### [Brief]
Scan the lines below for the string "level" and copy every one that has it.

### [Entries shown]

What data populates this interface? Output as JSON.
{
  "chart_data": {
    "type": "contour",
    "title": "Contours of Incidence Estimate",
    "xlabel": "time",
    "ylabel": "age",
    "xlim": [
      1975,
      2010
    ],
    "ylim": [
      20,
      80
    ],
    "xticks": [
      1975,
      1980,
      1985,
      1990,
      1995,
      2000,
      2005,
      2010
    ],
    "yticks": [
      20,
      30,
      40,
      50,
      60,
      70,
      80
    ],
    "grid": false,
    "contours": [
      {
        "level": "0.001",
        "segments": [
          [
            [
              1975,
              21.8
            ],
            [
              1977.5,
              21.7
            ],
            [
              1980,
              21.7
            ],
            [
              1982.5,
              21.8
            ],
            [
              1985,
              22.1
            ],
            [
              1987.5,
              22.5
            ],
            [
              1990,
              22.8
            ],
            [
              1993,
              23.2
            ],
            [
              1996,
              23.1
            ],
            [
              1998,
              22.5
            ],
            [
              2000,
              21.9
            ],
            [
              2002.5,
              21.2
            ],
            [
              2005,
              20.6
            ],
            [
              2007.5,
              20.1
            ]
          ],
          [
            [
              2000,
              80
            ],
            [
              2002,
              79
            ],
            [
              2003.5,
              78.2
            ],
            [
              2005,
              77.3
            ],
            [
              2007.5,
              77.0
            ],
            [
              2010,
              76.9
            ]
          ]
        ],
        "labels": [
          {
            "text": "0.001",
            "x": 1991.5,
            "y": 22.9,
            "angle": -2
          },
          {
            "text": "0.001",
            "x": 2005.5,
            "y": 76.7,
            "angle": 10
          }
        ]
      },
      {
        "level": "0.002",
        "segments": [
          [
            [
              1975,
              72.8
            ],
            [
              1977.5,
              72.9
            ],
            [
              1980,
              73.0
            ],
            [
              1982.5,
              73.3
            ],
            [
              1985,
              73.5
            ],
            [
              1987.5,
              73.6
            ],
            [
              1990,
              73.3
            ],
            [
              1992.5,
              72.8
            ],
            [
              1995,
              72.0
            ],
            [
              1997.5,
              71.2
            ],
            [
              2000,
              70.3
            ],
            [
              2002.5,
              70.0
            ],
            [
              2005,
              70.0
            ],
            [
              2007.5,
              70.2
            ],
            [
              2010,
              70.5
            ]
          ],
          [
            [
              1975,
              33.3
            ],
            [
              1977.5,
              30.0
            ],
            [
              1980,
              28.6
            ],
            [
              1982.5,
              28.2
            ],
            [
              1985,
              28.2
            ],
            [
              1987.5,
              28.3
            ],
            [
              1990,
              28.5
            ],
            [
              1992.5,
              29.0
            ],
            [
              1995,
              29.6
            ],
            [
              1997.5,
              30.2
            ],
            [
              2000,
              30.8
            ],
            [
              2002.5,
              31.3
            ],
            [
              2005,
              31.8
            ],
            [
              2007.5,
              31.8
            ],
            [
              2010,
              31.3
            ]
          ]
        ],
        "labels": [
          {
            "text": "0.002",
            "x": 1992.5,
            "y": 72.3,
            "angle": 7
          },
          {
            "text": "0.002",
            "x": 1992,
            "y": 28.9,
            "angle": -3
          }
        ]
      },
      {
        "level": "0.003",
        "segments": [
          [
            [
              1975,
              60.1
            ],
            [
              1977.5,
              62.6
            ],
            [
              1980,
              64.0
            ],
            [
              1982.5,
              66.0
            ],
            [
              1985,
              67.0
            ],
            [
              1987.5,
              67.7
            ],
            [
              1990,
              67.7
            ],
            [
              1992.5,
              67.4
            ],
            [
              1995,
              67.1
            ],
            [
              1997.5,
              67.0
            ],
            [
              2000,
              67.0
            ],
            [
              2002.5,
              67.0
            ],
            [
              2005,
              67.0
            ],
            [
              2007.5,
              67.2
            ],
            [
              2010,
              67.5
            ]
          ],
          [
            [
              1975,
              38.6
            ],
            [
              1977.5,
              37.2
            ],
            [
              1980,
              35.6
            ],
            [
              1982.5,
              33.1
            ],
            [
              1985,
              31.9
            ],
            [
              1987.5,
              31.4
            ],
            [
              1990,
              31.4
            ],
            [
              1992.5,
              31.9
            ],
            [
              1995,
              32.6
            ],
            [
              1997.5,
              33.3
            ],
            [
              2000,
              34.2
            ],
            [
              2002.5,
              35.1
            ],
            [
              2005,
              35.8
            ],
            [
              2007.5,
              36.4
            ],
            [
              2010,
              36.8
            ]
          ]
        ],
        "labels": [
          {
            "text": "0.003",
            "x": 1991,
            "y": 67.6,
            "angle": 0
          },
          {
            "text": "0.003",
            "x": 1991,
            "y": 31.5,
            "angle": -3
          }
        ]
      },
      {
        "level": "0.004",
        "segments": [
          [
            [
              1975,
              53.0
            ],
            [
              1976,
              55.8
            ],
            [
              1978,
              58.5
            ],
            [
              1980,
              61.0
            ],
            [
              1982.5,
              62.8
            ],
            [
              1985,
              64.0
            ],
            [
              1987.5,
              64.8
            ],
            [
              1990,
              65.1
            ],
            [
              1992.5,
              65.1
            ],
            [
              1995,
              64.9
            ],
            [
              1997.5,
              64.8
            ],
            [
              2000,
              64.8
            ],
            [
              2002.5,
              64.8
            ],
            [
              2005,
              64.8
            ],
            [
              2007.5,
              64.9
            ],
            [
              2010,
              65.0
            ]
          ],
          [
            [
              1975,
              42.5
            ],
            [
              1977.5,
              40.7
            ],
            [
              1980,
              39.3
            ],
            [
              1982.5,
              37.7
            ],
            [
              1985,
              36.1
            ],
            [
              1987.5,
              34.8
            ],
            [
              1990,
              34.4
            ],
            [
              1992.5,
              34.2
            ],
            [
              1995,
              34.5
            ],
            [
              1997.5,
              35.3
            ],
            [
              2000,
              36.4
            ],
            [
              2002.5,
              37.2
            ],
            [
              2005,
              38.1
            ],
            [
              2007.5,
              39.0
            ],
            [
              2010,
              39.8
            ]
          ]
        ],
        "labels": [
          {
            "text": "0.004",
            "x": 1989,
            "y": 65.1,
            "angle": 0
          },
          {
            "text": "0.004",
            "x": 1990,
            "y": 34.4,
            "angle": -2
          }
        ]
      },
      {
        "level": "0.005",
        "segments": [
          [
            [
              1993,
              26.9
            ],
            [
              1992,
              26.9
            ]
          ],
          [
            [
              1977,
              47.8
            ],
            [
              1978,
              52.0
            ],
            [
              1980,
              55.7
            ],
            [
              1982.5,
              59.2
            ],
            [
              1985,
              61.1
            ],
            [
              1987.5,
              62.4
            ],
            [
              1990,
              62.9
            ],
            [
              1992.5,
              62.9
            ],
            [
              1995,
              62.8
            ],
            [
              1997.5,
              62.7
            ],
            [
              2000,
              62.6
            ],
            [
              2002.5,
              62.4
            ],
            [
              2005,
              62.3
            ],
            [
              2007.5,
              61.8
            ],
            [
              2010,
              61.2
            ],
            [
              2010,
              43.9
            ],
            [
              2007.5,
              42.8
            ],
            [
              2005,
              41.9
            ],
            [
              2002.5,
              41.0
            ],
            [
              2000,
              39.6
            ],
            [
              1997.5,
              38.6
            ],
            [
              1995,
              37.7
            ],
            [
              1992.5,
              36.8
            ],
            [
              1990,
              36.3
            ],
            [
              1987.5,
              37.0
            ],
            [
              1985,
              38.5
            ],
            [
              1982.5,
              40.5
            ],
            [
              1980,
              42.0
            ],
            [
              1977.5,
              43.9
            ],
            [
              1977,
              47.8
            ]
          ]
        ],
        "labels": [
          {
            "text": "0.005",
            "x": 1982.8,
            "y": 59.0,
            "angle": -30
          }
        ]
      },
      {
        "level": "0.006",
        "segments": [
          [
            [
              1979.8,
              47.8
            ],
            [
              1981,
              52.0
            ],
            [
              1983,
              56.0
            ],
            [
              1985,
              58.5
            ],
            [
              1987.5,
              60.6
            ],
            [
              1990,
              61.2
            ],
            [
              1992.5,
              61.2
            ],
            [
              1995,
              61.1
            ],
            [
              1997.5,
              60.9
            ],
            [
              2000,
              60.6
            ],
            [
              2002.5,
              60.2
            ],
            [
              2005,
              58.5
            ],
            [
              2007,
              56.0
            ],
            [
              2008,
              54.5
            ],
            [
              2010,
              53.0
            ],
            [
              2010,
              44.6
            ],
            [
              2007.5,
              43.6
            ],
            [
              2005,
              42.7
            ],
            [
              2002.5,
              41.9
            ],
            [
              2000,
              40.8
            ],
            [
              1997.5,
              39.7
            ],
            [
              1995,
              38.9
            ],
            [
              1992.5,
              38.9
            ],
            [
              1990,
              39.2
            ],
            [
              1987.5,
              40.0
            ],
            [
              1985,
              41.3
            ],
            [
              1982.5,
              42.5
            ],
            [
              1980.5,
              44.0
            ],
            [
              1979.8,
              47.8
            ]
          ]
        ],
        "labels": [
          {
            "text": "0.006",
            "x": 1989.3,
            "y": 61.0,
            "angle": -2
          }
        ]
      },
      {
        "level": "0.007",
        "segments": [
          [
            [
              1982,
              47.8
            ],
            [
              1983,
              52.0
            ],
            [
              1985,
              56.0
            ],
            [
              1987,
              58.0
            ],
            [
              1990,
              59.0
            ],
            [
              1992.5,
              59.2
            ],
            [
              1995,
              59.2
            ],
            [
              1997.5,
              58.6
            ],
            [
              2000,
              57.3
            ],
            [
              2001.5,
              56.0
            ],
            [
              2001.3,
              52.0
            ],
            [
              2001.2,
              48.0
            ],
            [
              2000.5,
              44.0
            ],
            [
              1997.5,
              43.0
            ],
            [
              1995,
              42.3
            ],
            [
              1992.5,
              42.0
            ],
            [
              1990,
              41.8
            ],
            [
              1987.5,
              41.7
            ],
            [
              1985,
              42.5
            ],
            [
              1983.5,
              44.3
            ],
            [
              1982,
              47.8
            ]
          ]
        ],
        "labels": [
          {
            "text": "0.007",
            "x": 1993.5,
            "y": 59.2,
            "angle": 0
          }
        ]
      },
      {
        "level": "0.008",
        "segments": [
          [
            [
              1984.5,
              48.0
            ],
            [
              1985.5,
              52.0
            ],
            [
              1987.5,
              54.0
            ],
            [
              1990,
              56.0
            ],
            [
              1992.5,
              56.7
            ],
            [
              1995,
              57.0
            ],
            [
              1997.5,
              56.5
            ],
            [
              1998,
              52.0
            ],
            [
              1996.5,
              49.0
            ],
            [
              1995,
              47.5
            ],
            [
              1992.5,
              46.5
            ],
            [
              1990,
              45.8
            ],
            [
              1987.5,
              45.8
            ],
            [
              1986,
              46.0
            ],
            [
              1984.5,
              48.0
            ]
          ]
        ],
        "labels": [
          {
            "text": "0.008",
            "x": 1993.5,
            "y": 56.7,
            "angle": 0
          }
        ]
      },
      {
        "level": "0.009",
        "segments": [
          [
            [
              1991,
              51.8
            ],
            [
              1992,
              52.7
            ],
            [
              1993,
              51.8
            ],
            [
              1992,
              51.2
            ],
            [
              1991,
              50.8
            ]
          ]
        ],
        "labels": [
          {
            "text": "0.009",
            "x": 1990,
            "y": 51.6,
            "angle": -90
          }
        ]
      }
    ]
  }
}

### [Response to this task]
        "level": "0.001",
        "level": "0.002",
        "level": "0.003",
        "level": "0.004",
        "level": "0.005",
        "level": "0.006",
        "level": "0.007",
        "level": "0.008",
        "level": "0.009",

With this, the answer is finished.